**GIVEN INSTRUCTION:** Restate all the material verbatim, except for the pictures.

BEGIN DATA

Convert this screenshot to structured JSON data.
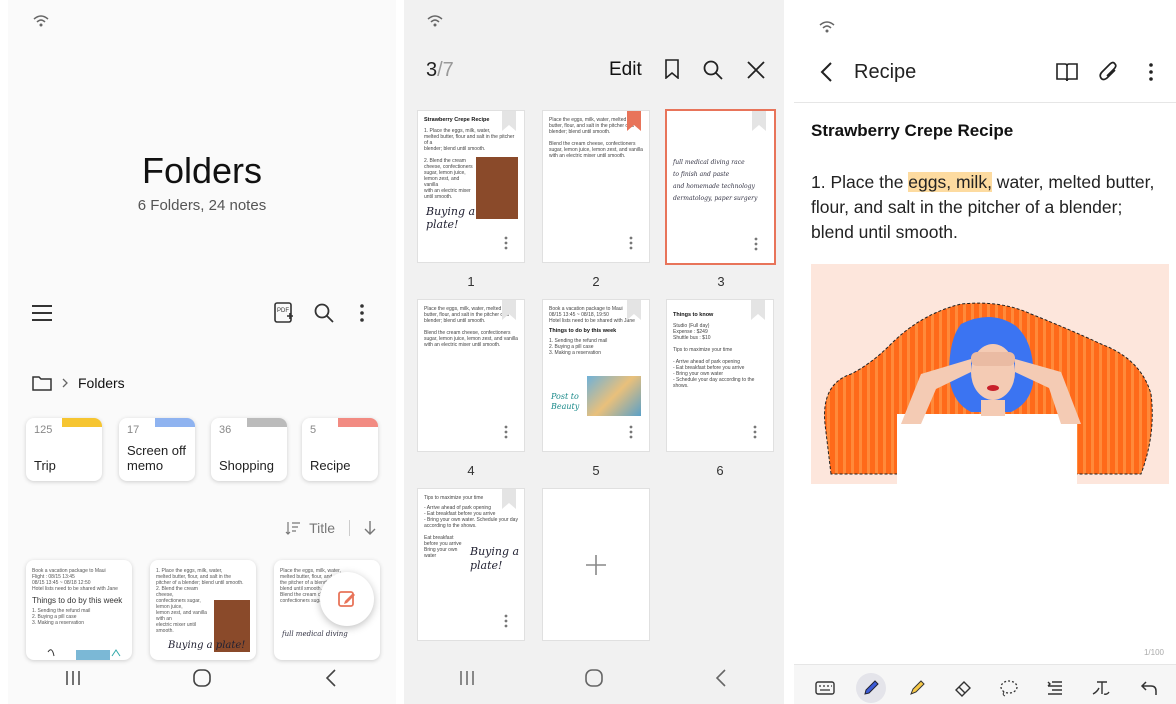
{
  "colors": {
    "accent": "#e8745a",
    "highlight": "#fddba0",
    "folder_trip": "#f6c531",
    "folder_screen_off": "#8fb3f0",
    "folder_shopping": "#bbbbbb",
    "folder_recipe": "#f28b82"
  },
  "folders_panel": {
    "title": "Folders",
    "subtitle": "6 Folders, 24 notes",
    "breadcrumb": "Folders",
    "folders": [
      {
        "count": "125",
        "name": "Trip"
      },
      {
        "count": "17",
        "name": "Screen off memo"
      },
      {
        "count": "36",
        "name": "Shopping"
      },
      {
        "count": "5",
        "name": "Recipe"
      }
    ],
    "sort_label": "Title",
    "notes": [
      {
        "lines": [
          "Book a vacation package to Maui",
          "Flight : 08/15 13:45",
          "08/15 13:45 ~ 08/18 12:50",
          "Hotel lists need to be shared with Jane"
        ],
        "heading": "Things to do by this week",
        "items": [
          "1. Sending the refund mail",
          "2. Buying a pill case",
          "3. Making a reservation"
        ]
      },
      {
        "lines": [
          "1. Place the eggs, milk, water,",
          "melted butter, flour, and salt in the",
          "pitcher of a blender; blend until smooth.",
          "",
          "2. Blend the cream cheese,",
          "confectioners sugar, lemon juice,",
          "lemon zest, and vanilla with an",
          "electric mixer until smooth."
        ],
        "script": "Buying a plate!"
      },
      {
        "lines": [
          "Place the eggs, milk, water,",
          "melted butter, flour, and salt in",
          "the pitcher of a blender;",
          "blend until smooth.",
          "Blend the cream cheese,",
          "confectioners sugar, lemon juice"
        ],
        "script": "full medical diving"
      }
    ]
  },
  "pages_panel": {
    "current": "3",
    "total": "/7",
    "edit_label": "Edit",
    "pages": [
      {
        "num": "1",
        "title": "Strawberry Crepe Recipe",
        "body": [
          "1. Place the eggs, milk, water,",
          "melted butter, flour and salt in the pitcher of a",
          "blender; blend until smooth.",
          "",
          "2. Blend the cream",
          "cheese, confectioners",
          "sugar, lemon juice,",
          "lemon zest, and vanilla",
          "with an electric mixer",
          "until smooth."
        ],
        "script": "Buying a plate!"
      },
      {
        "num": "2",
        "title": "",
        "body": [
          "Place the eggs, milk, water, melted",
          "butter, flour, and salt in the pitcher of a",
          "blender; blend until smooth.",
          "",
          "Blend the cream cheese, confectioners",
          "sugar, lemon juice, lemon zest, and vanilla",
          "with an electric mixer until smooth."
        ]
      },
      {
        "num": "3",
        "title": "",
        "body": [],
        "script_lines": [
          "full medical diving race",
          "to finish and paste",
          "and homemade technology",
          "dermatology, paper surgery"
        ]
      },
      {
        "num": "4",
        "title": "",
        "body": [
          "Place the eggs, milk, water, melted",
          "butter, flour, and salt in the pitcher of a",
          "blender; blend until smooth.",
          "",
          "Blend the cream cheese, confectioners",
          "sugar, lemon juice, lemon zest, and vanilla",
          "with an electric mixer until smooth."
        ]
      },
      {
        "num": "5",
        "title": "",
        "body": [
          "Book a vacation package to Maui",
          "08/15 13:45 ~ 08/18, 19:50",
          "Hotel lists need to be shared with Jane"
        ],
        "heading": "Things to do by this week",
        "items": [
          "1. Sending the refund mail",
          "2. Buying a pill case",
          "3. Making a reservation"
        ],
        "script": "Post to Beauty"
      },
      {
        "num": "6",
        "title": "Things to know",
        "body": [
          "Studio (Full day)",
          "Expense : $249",
          "Shuttle bus : $10",
          "",
          "Tips to maximize your time",
          "",
          "- Arrive ahead of park opening",
          "- Eat breakfast before you arrive",
          "- Bring your own water",
          "- Schedule your day according to the",
          "  shows."
        ]
      },
      {
        "num": "",
        "title": "Tips to maximize your time",
        "body": [
          "- Arrive ahead of park opening",
          "- Eat breakfast before you arrive",
          "- Bring your own water. Schedule your day",
          "  according to the shows.",
          "",
          "Eat breakfast",
          "before you arrive",
          "Bring your own",
          "water"
        ],
        "script": "Buying a plate!"
      }
    ]
  },
  "note_panel": {
    "title": "Recipe",
    "heading": "Strawberry Crepe Recipe",
    "paragraph_prefix": "1. Place the ",
    "paragraph_highlight": "eggs, milk,",
    "paragraph_suffix": " water, melted butter, flour, and salt in the pitcher of a blender; blend until smooth.",
    "page_indicator": "1/100",
    "pen_tools": [
      "keyboard-icon",
      "pen-icon",
      "highlighter-icon",
      "eraser-icon",
      "lasso-icon",
      "text-align-icon",
      "handwriting-text-icon",
      "undo-icon"
    ]
  }
}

END DATA

**RESPONSE TO THE EXERCISE:**
Convert this screenshot to structured JSON data.
{
  "colors": {
    "accent": "#e8745a",
    "highlight": "#fddba0",
    "folder_trip": "#f6c531",
    "folder_screen_off": "#8fb3f0",
    "folder_shopping": "#bbbbbb",
    "folder_recipe": "#f28b82"
  },
  "folders_panel": {
    "title": "Folders",
    "subtitle": "6 Folders, 24 notes",
    "breadcrumb": "Folders",
    "folders": [
      {
        "count": "125",
        "name": "Trip"
      },
      {
        "count": "17",
        "name": "Screen off memo"
      },
      {
        "count": "36",
        "name": "Shopping"
      },
      {
        "count": "5",
        "name": "Recipe"
      }
    ],
    "sort_label": "Title",
    "notes": [
      {
        "lines": [
          "Book a vacation package to Maui",
          "Flight : 08/15 13:45",
          "08/15 13:45 ~ 08/18 12:50",
          "Hotel lists need to be shared with Jane"
        ],
        "heading": "Things to do by this week",
        "items": [
          "1. Sending the refund mail",
          "2. Buying a pill case",
          "3. Making a reservation"
        ]
      },
      {
        "lines": [
          "1. Place the eggs, milk, water,",
          "melted butter, flour, and salt in the",
          "pitcher of a blender; blend until smooth.",
          "",
          "2. Blend the cream cheese,",
          "confectioners sugar, lemon juice,",
          "lemon zest, and vanilla with an",
          "electric mixer until smooth."
        ],
        "script": "Buying a plate!"
      },
      {
        "lines": [
          "Place the eggs, milk, water,",
          "melted butter, flour, and salt in",
          "the pitcher of a blender;",
          "blend until smooth.",
          "Blend the cream cheese,",
          "confectioners sugar, lemon juice"
        ],
        "script": "full medical diving"
      }
    ]
  },
  "pages_panel": {
    "current": "3",
    "total": "/7",
    "edit_label": "Edit",
    "pages": [
      {
        "num": "1",
        "title": "Strawberry Crepe Recipe",
        "body": [
          "1. Place the eggs, milk, water,",
          "melted butter, flour and salt in the pitcher of a",
          "blender; blend until smooth.",
          "",
          "2. Blend the cream",
          "cheese, confectioners",
          "sugar, lemon juice,",
          "lemon zest, and vanilla",
          "with an electric mixer",
          "until smooth."
        ],
        "script": "Buying a plate!"
      },
      {
        "num": "2",
        "title": "",
        "body": [
          "Place the eggs, milk, water, melted",
          "butter, flour, and salt in the pitcher of a",
          "blender; blend until smooth.",
          "",
          "Blend the cream cheese, confectioners",
          "sugar, lemon juice, lemon zest, and vanilla",
          "with an electric mixer until smooth."
        ]
      },
      {
        "num": "3",
        "title": "",
        "body": [],
        "script_lines": [
          "full medical diving race",
          "to finish and paste",
          "and homemade technology",
          "dermatology, paper surgery"
        ]
      },
      {
        "num": "4",
        "title": "",
        "body": [
          "Place the eggs, milk, water, melted",
          "butter, flour, and salt in the pitcher of a",
          "blender; blend until smooth.",
          "",
          "Blend the cream cheese, confectioners",
          "sugar, lemon juice, lemon zest, and vanilla",
          "with an electric mixer until smooth."
        ]
      },
      {
        "num": "5",
        "title": "",
        "body": [
          "Book a vacation package to Maui",
          "08/15 13:45 ~ 08/18, 19:50",
          "Hotel lists need to be shared with Jane"
        ],
        "heading": "Things to do by this week",
        "items": [
          "1. Sending the refund mail",
          "2. Buying a pill case",
          "3. Making a reservation"
        ],
        "script": "Post to Beauty"
      },
      {
        "num": "6",
        "title": "Things to know",
        "body": [
          "Studio (Full day)",
          "Expense : $249",
          "Shuttle bus : $10",
          "",
          "Tips to maximize your time",
          "",
          "- Arrive ahead of park opening",
          "- Eat breakfast before you arrive",
          "- Bring your own water",
          "- Schedule your day according to the",
          "  shows."
        ]
      },
      {
        "num": "",
        "title": "Tips to maximize your time",
        "body": [
          "- Arrive ahead of park opening",
          "- Eat breakfast before you arrive",
          "- Bring your own water. Schedule your day",
          "  according to the shows.",
          "",
          "Eat breakfast",
          "before you arrive",
          "Bring your own",
          "water"
        ],
        "script": "Buying a plate!"
      }
    ]
  },
  "note_panel": {
    "title": "Recipe",
    "heading": "Strawberry Crepe Recipe",
    "paragraph_prefix": "1. Place the ",
    "paragraph_highlight": "eggs, milk,",
    "paragraph_suffix": " water, melted butter, flour, and salt in the pitcher of a blender; blend until smooth.",
    "page_indicator": "1/100",
    "pen_tools": [
      "keyboard-icon",
      "pen-icon",
      "highlighter-icon",
      "eraser-icon",
      "lasso-icon",
      "text-align-icon",
      "handwriting-text-icon",
      "undo-icon"
    ]
  }
}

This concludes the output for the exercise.